■ **TASK TO COMPLETE**
Convert the rows from the line containing "pin stub [313,145,330,147]" through the line containing "wire [579,58,581,73]", both included, into a JSON list of strings with one string per line.

■ **TASK MATERIAL**

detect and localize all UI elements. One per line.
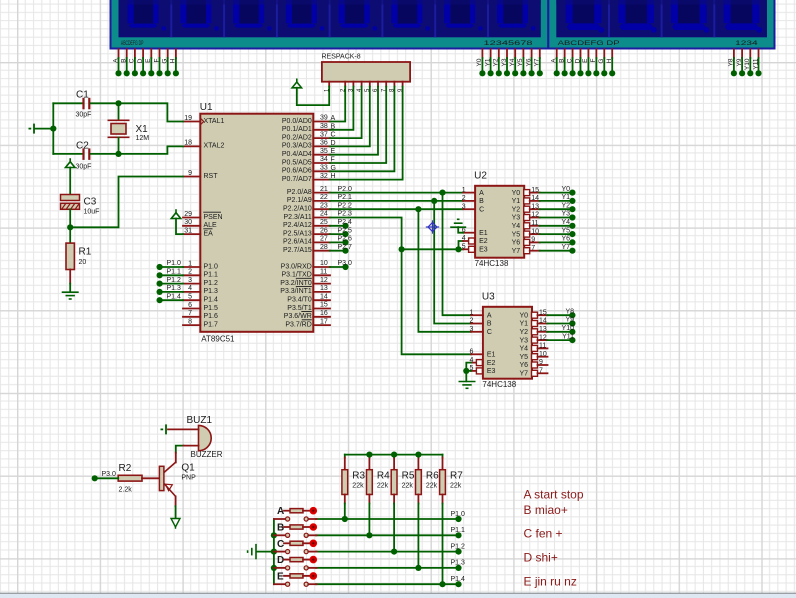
pin stub [313,145,330,147]
node net Y10 [569,329,575,335]
svg-text:30pF: 30pF [76,112,92,119]
pin stub [328,82,330,87]
svg-text:Y0: Y0 [512,190,521,197]
svg-text:P1.7: P1.7 [204,321,219,328]
resistor R3 [342,455,366,504]
wire [579,58,581,73]
decoder U3 74HC138 body [483,307,532,379]
capacitor C2 [53,141,118,171]
U3 output Y7 pin 7 [532,370,538,376]
pin stub [313,241,330,243]
junction [569,70,575,76]
wire C1-C2 left [52,103,54,154]
svg-text:13: 13 [539,326,547,333]
svg-text:39: 39 [320,115,328,122]
svg-text:26: 26 [320,227,328,234]
button C [274,539,317,554]
svg-text:P2.2/A10: P2.2/A10 [283,206,312,213]
pin stub [183,308,200,310]
node P1.1 [157,272,163,278]
junction [504,70,510,76]
svg-text:Y1: Y1 [512,198,521,205]
wire P0.4 to RESPACK pin 6 [330,87,378,155]
wire [160,266,183,268]
wire [531,58,533,73]
pin stub [490,49,492,58]
pin stub [284,510,290,512]
svg-text:2.2k: 2.2k [119,487,133,494]
wire [118,58,120,73]
svg-text:B: B [558,59,565,63]
svg-text:B: B [277,523,284,534]
pin stub [741,49,743,58]
wire [160,299,183,301]
node P2.6 [342,239,348,245]
svg-text:P2.0: P2.0 [338,186,353,193]
svg-text:R7: R7 [450,471,463,482]
wire [368,455,370,458]
svg-text:Y3: Y3 [519,337,528,344]
svg-text:10uF: 10uF [84,209,100,216]
wire [547,331,572,333]
svg-text:E: E [277,571,284,582]
svg-text:5: 5 [188,294,192,301]
wire [368,504,370,536]
svg-text:1: 1 [188,260,192,267]
pin stub [595,49,597,58]
svg-text:R4: R4 [377,471,390,482]
capacitor C1 [53,90,118,119]
svg-text:P2.3/A11: P2.3/A11 [284,214,312,221]
svg-text:Y6: Y6 [512,240,521,247]
svg-text:74HC138: 74HC138 [475,259,509,268]
svg-text:BUZ1: BUZ1 [187,415,213,426]
U2 output Y4 pin 11 [524,223,530,229]
svg-text:18: 18 [184,140,192,147]
svg-text:E: E [145,58,152,63]
junction [140,70,146,76]
svg-text:A start stop: A start stop [524,487,584,501]
wire P2.2 to U2 C [330,208,463,210]
node R7 to row [439,581,445,587]
wire [556,58,558,73]
pin stub [284,575,290,577]
pin stub [344,495,346,504]
svg-text:P1.1: P1.1 [451,527,466,534]
pin stub [183,176,200,178]
U2 output Y3 pin 12 [524,215,530,221]
pin stub [530,241,540,243]
pin stub [572,49,574,58]
U3 output Y1 pin 14 [532,321,538,327]
svg-text:E1: E1 [487,352,496,359]
wire P3.0 net stub [330,266,346,268]
svg-text:R6: R6 [426,471,439,482]
wire [522,58,524,73]
pin stub [142,49,144,58]
node net Y7 [569,248,575,254]
node net P1.1 [455,532,461,538]
pin stub [579,49,581,58]
svg-text:12: 12 [539,334,547,341]
svg-text:A: A [487,312,492,319]
wire [167,58,169,73]
pin stub [274,518,286,520]
crystal X1 [108,103,150,154]
svg-text:28: 28 [320,244,328,251]
junction [609,70,615,76]
svg-text:U3: U3 [482,291,495,302]
pin stub [313,299,330,301]
resistor R2 [118,463,142,494]
svg-text:P0.7/AD7: P0.7/AD7 [282,176,312,183]
svg-text:U2: U2 [474,170,487,181]
wire P2.0 to U2 A [330,192,463,194]
svg-text:P3.7/RD: P3.7/RD [285,321,311,328]
wire [539,58,541,73]
svg-text:P0.6/AD6: P0.6/AD6 [282,168,312,175]
digit cell 2 of DS2 [609,0,657,37]
svg-text:6: 6 [469,349,473,356]
wire [330,250,346,252]
pin stub [530,250,540,252]
junction [124,70,130,76]
wire [330,233,346,235]
svg-text:29: 29 [184,211,192,218]
svg-text:C: C [277,539,284,550]
svg-text:P1.4: P1.4 [167,293,182,300]
pin stub [463,240,469,242]
svg-text:P3.0: P3.0 [102,471,117,478]
node P2.2 tap [415,206,421,212]
wire [540,192,573,194]
svg-text:RST: RST [204,173,219,180]
display pin net D [137,49,146,76]
pin stub [417,458,419,470]
wire P0.5 to RESPACK pin 7 [330,87,386,164]
svg-text:9: 9 [539,359,543,366]
U3 output Y2 pin 13 [532,329,538,335]
svg-text:31: 31 [184,227,192,234]
wire [150,58,152,73]
wire to XTAL1 [119,103,184,121]
svg-text:Y7: Y7 [512,248,521,255]
pin stub [463,200,475,202]
U2 output Y1 pin 14 [524,198,530,204]
svg-text:4: 4 [188,285,192,292]
svg-text:P2.2: P2.2 [338,202,353,209]
pin stub [303,526,310,528]
junction [585,70,591,76]
wire [134,58,136,73]
pin stub [463,232,475,234]
wire P0.3 to RESPACK pin 5 [330,87,370,147]
svg-text:27: 27 [320,236,328,243]
pin stub [611,49,613,58]
buzzer BUZ1 [187,415,223,459]
svg-text:E2: E2 [479,238,488,245]
svg-text:P1.2: P1.2 [204,280,219,287]
svg-text:P1.3: P1.3 [204,288,219,295]
wire [118,138,120,154]
wire to ground bar [36,128,54,130]
pin stub [284,542,290,544]
svg-text:P2.7/A15: P2.7/A15 [283,247,312,254]
wire [547,323,572,325]
svg-text:P0.4/AD4: P0.4/AD4 [282,151,312,158]
svg-text:Y11: Y11 [562,333,574,340]
pin stub [313,316,330,318]
svg-text:Y4: Y4 [519,346,528,353]
svg-text:ABCDEFG DP: ABCDEFG DP [558,40,620,47]
pin stub [313,162,330,164]
svg-text:33: 33 [320,165,328,172]
pin stub [313,324,330,326]
U3 output Y0 pin 15 [532,312,538,318]
pin stub [538,356,548,358]
svg-text:20: 20 [79,259,87,266]
svg-text:Y5: Y5 [517,58,524,66]
wire R2 to Q1 base [142,477,159,479]
digit cell 4 of DS2 [714,0,762,37]
pin stub [393,495,395,504]
node button bus junction [271,549,277,555]
junction [488,70,494,76]
wire [393,504,395,552]
wire P2.2 to U3 C [418,209,471,332]
svg-text:74HC138: 74HC138 [482,380,516,389]
svg-text:P3.4/T0: P3.4/T0 [287,297,312,304]
svg-text:D: D [137,58,144,63]
pin stub [159,49,161,58]
wire P3.0 to R2 [95,477,119,479]
svg-text:1: 1 [469,309,473,316]
svg-text:37: 37 [320,131,328,138]
svg-text:Y7: Y7 [561,244,570,251]
svg-text:12345678: 12345678 [484,40,534,47]
node R6 to row [415,565,421,571]
svg-text:22: 22 [320,194,328,201]
node P2.1 tap [431,198,437,204]
pin stub [313,170,330,172]
wire [126,58,128,73]
node rail R5 [391,452,397,458]
svg-text:E3: E3 [479,247,488,254]
wire [540,233,573,235]
pin stub [274,567,286,569]
display pin net E [145,49,154,76]
svg-text:C: C [487,329,492,336]
svg-text:P2.4: P2.4 [338,219,353,226]
svg-text:15: 15 [320,302,328,309]
svg-text:RESPACK-8: RESPACK-8 [322,54,361,61]
svg-text:7: 7 [531,245,535,252]
node button bus junction [271,565,277,571]
junction [593,70,599,76]
svg-text:F: F [590,58,597,62]
pin stub [522,49,524,58]
svg-text:36: 36 [320,140,328,147]
svg-text:F: F [153,58,160,62]
wire [611,58,613,73]
svg-text:2: 2 [469,318,473,325]
svg-text:Y8: Y8 [728,58,735,66]
wire [481,58,483,73]
pin stub [530,192,540,194]
transistor Q1 PNP [159,462,196,496]
pin stub [758,49,760,58]
svg-text:E: E [582,58,589,63]
svg-text:P1.0: P1.0 [451,511,466,518]
svg-text:C3: C3 [84,197,97,208]
svg-text:B: B [121,59,128,63]
svg-text:Y11: Y11 [752,58,759,69]
display pin net Y7 [534,49,543,76]
pin stub [587,49,589,58]
display pin net Y9 [736,49,745,76]
svg-text:2: 2 [462,195,466,202]
pin stub [463,192,475,194]
power bar left of buzzer [161,424,167,434]
node P3.0 at R2 [92,475,98,481]
pin stub [303,575,310,577]
decoder U2 74HC138 body [475,186,524,258]
wire [733,58,735,73]
pin stub [471,323,483,325]
node U3 E2/E3 junction [463,368,469,374]
svg-text:11: 11 [539,343,546,350]
display pin net B [121,49,130,76]
node net Y2 [569,206,575,212]
junction [755,70,761,76]
node net Y3 [569,214,575,220]
svg-text:U1: U1 [200,102,213,113]
button A [274,506,317,521]
pin stub [175,453,177,463]
wire [442,504,444,585]
display pin net Y3 [501,49,510,76]
pin stub [150,49,152,58]
wire [330,225,346,227]
pin stub [303,542,310,544]
pin stub [308,551,316,553]
node XTAL1 junction [115,100,121,106]
wire [142,58,144,73]
pin stub [284,559,290,561]
wire [540,208,573,210]
svg-text:P0.3/AD3: P0.3/AD3 [282,143,312,150]
wire P0.6 to RESPACK pin 8 [330,87,394,172]
svg-text:Y2: Y2 [519,329,528,336]
svg-text:P1.1: P1.1 [167,269,182,276]
pin stub [313,200,330,202]
bottom window strip [0,593,796,595]
wire to U2 E2 [459,241,464,249]
svg-text:Y1: Y1 [519,321,528,328]
svg-text:Y6: Y6 [525,58,532,66]
node net Y11 [569,337,575,343]
pin stub [274,551,286,553]
ground left of buttons [248,544,256,559]
pin stub [175,496,177,506]
digit cell 7 of DS1 [435,0,483,37]
node net Y0 [569,190,575,196]
pin stub [183,283,200,285]
svg-text:P1.2: P1.2 [167,277,182,284]
svg-text:22k: 22k [402,483,414,490]
svg-text:P1.3: P1.3 [167,285,182,292]
pin stub [183,291,200,293]
wire [160,283,183,285]
svg-text:E3: E3 [487,368,496,375]
wire [175,58,177,73]
pin stub [368,458,370,470]
pin stub [402,82,404,87]
junction [562,70,568,76]
pin stub [514,49,516,58]
svg-text:Y9: Y9 [565,317,574,324]
pin stub [369,82,371,87]
junction [173,70,179,76]
wire [514,58,516,73]
svg-text:R1: R1 [79,247,92,258]
pin stub [303,510,310,512]
wire [540,217,573,219]
pin stub [308,567,316,569]
node E2/E3 junction U2 [455,246,461,252]
svg-text:A: A [112,58,119,63]
svg-text:C fen +: C fen + [524,527,563,541]
pin stub [183,324,200,326]
wire [506,58,508,73]
pin stub [308,518,316,520]
svg-text:3: 3 [462,203,466,210]
pin stub [538,314,548,316]
svg-text:P0.1/AD1: P0.1/AD1 [282,126,312,133]
svg-text:P2.1: P2.1 [338,194,353,201]
svg-text:PSEN: PSEN [204,214,223,221]
wire [316,583,459,585]
svg-text:P1.2: P1.2 [451,543,466,550]
7-segment display DS2 [548,0,774,49]
svg-text:D: D [277,555,284,566]
display pin net Y4 [509,49,518,76]
pin stub [274,534,286,536]
junction [537,70,543,76]
pin stub [538,364,548,366]
wire [344,504,346,520]
wire [540,225,573,227]
wire P2.3 branch to U2 E3 [402,248,464,250]
XTAL1 clock mark [201,119,204,125]
svg-text:Y0: Y0 [561,186,570,193]
pin stub [530,200,540,202]
pin stub [313,308,330,310]
svg-text:Y6: Y6 [561,236,570,243]
wire [572,58,574,73]
junction [731,70,737,76]
pin stub [530,233,540,235]
wire [118,103,120,120]
pin stub [417,495,419,504]
pin stub [118,49,120,58]
display pin net A [112,49,121,76]
svg-text:Y3: Y3 [512,215,521,222]
node R3 to row [342,516,348,522]
pin stub [749,49,751,58]
svg-text:P2.3: P2.3 [338,211,353,218]
svg-text:A: A [551,58,558,63]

■ **EXERCISE RESPONSE**
[
  "pin stub [313,145,330,147]",
  "node net Y10 [569,329,575,335]",
  "svg-text:30pF: 30pF [76,112,92,119]",
  "pin stub [328,82,330,87]",
  "svg-text:Y0: Y0 [512,190,521,197]",
  "svg-text:P1.7: P1.7 [204,321,219,328]",
  "resistor R3 [342,455,366,504]",
  "wire [579,58,581,73]"
]